___ The input

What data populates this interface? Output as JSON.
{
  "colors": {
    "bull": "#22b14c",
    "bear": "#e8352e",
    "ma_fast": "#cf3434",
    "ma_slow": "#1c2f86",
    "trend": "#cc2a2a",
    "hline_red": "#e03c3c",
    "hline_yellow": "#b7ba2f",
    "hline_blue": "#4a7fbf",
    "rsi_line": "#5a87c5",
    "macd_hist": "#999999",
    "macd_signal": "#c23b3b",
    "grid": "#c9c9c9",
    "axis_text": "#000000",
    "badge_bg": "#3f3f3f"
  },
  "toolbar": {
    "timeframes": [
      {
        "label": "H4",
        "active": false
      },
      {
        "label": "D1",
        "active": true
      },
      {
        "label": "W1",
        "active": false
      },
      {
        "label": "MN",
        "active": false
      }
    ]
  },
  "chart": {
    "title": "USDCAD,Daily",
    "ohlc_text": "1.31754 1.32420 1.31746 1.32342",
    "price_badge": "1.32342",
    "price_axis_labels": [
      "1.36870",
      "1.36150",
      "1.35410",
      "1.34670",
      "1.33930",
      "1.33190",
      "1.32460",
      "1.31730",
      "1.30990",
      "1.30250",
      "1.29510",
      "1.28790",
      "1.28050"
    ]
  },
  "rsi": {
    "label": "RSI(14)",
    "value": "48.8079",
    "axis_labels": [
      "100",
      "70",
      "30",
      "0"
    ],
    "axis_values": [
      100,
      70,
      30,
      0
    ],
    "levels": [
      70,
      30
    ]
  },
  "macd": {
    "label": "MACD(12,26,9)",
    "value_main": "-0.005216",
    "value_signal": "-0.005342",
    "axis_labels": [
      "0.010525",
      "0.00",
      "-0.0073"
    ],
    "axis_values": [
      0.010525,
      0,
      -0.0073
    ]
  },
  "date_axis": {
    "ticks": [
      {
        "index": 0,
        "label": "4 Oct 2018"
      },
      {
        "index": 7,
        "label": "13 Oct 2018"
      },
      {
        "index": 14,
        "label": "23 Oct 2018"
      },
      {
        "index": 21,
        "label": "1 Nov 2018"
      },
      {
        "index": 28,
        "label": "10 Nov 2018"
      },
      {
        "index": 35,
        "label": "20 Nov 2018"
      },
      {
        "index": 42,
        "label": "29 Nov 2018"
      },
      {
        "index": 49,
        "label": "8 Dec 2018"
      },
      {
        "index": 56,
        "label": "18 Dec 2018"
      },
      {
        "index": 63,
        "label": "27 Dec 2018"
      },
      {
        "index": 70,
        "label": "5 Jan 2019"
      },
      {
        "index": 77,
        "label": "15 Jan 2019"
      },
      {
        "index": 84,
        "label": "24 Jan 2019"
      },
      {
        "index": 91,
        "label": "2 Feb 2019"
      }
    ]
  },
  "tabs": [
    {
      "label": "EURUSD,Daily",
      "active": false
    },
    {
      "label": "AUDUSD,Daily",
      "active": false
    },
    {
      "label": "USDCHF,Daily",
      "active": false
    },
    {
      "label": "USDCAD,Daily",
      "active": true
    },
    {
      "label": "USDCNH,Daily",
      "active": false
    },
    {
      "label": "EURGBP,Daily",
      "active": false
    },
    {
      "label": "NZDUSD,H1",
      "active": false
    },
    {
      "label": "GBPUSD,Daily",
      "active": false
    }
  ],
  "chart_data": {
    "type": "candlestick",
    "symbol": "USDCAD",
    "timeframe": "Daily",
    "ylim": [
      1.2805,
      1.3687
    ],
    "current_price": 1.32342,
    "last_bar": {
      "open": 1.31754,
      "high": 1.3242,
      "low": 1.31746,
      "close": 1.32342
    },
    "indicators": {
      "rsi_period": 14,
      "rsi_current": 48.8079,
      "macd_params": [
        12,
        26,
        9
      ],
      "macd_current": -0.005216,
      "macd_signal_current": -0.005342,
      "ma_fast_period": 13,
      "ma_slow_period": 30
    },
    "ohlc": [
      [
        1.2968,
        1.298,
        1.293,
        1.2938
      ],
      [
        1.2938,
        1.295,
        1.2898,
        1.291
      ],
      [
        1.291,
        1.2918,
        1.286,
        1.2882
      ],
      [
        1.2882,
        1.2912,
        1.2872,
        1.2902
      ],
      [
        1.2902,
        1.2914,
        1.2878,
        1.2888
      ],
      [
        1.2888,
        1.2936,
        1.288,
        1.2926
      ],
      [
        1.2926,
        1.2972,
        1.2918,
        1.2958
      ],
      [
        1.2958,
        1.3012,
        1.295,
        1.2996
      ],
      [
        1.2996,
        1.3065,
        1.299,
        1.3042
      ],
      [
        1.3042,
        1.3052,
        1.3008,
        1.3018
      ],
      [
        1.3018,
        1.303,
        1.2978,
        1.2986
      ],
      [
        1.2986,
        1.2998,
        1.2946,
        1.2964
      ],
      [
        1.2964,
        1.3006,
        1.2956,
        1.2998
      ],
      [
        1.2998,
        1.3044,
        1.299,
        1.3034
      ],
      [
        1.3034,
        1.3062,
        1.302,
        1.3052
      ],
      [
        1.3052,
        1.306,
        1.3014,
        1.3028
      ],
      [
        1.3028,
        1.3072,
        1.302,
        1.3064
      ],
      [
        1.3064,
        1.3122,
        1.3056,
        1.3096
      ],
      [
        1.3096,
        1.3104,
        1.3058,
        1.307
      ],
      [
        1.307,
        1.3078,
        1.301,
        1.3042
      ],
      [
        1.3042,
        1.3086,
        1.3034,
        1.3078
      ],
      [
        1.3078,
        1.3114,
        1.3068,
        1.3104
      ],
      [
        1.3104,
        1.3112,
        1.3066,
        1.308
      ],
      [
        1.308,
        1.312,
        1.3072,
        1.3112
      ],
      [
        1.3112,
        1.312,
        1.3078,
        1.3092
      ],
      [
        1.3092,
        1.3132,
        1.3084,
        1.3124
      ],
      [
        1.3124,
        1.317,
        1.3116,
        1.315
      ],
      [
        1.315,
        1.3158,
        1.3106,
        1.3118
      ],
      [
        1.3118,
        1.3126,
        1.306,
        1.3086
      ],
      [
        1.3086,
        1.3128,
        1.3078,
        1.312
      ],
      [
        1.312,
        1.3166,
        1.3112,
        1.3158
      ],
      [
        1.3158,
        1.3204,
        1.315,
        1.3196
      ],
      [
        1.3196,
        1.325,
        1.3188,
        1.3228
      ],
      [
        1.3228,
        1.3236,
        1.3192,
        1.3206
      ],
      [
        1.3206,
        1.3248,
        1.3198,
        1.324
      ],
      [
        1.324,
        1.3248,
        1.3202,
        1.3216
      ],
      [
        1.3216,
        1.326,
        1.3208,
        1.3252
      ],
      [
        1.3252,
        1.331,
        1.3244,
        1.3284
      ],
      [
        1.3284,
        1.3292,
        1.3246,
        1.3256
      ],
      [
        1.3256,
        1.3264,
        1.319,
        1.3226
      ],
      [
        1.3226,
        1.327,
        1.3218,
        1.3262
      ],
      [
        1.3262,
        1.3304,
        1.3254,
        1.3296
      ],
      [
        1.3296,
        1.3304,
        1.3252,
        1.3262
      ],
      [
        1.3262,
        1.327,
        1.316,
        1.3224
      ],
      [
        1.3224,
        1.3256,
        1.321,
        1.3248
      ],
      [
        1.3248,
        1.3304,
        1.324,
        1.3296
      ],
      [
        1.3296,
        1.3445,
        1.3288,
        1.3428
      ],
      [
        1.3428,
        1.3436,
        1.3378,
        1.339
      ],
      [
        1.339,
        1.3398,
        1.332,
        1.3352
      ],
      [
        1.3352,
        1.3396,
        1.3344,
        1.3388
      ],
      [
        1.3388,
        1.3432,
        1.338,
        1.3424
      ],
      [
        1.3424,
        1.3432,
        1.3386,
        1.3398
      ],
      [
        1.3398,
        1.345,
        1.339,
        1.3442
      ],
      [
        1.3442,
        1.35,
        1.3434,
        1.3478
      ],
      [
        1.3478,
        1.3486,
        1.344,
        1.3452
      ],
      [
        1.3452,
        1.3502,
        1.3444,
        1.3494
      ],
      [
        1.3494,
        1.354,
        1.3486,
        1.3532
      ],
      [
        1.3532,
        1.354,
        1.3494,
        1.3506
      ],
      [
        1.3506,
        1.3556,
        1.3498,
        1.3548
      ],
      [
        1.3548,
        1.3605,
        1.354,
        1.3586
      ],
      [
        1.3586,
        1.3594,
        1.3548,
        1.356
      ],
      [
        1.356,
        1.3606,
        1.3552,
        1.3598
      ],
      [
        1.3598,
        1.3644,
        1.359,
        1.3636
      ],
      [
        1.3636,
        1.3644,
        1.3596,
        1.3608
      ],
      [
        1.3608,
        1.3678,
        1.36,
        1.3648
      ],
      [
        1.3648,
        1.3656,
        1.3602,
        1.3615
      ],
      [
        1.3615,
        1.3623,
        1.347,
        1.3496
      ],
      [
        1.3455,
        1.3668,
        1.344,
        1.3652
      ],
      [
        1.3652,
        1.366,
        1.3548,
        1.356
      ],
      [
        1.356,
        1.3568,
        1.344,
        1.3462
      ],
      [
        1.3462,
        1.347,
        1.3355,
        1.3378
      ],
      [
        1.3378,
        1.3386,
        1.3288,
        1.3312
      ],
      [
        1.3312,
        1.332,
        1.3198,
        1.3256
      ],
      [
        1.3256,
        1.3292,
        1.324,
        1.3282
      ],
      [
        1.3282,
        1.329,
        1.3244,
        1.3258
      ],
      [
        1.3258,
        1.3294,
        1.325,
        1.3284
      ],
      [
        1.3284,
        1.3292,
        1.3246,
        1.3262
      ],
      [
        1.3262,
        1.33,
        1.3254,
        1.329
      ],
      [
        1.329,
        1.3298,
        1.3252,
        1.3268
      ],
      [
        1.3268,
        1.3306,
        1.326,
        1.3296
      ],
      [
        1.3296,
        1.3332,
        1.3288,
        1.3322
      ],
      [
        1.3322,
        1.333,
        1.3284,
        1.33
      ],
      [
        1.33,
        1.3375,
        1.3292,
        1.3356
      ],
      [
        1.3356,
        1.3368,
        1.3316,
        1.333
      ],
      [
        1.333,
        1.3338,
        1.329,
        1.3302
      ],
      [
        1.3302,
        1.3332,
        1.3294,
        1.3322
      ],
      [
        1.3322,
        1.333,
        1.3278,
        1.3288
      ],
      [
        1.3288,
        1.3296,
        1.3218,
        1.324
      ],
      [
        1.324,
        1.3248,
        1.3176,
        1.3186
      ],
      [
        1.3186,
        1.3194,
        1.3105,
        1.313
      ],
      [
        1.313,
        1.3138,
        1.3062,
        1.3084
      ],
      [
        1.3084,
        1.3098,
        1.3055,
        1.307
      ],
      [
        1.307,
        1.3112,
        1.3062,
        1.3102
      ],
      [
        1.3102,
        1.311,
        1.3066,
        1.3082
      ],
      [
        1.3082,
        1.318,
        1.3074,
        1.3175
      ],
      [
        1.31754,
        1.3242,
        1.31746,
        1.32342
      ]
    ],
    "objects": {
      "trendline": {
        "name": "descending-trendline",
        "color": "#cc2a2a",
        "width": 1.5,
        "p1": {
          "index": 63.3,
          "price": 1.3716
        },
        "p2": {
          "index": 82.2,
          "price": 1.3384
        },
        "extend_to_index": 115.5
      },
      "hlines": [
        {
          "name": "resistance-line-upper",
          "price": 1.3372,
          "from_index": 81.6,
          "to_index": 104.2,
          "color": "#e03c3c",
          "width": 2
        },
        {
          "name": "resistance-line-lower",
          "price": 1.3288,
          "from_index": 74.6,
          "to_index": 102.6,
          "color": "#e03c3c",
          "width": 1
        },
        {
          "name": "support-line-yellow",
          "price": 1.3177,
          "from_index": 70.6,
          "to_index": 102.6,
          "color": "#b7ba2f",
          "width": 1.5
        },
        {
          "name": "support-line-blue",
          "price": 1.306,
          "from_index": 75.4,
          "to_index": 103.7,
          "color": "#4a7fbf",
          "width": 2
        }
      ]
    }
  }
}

______

**Job**:
In the records above, collect each line with "resistance".

**Output of the task**:
          "name": "resistance-line-upper",
          "name": "resistance-line-lower",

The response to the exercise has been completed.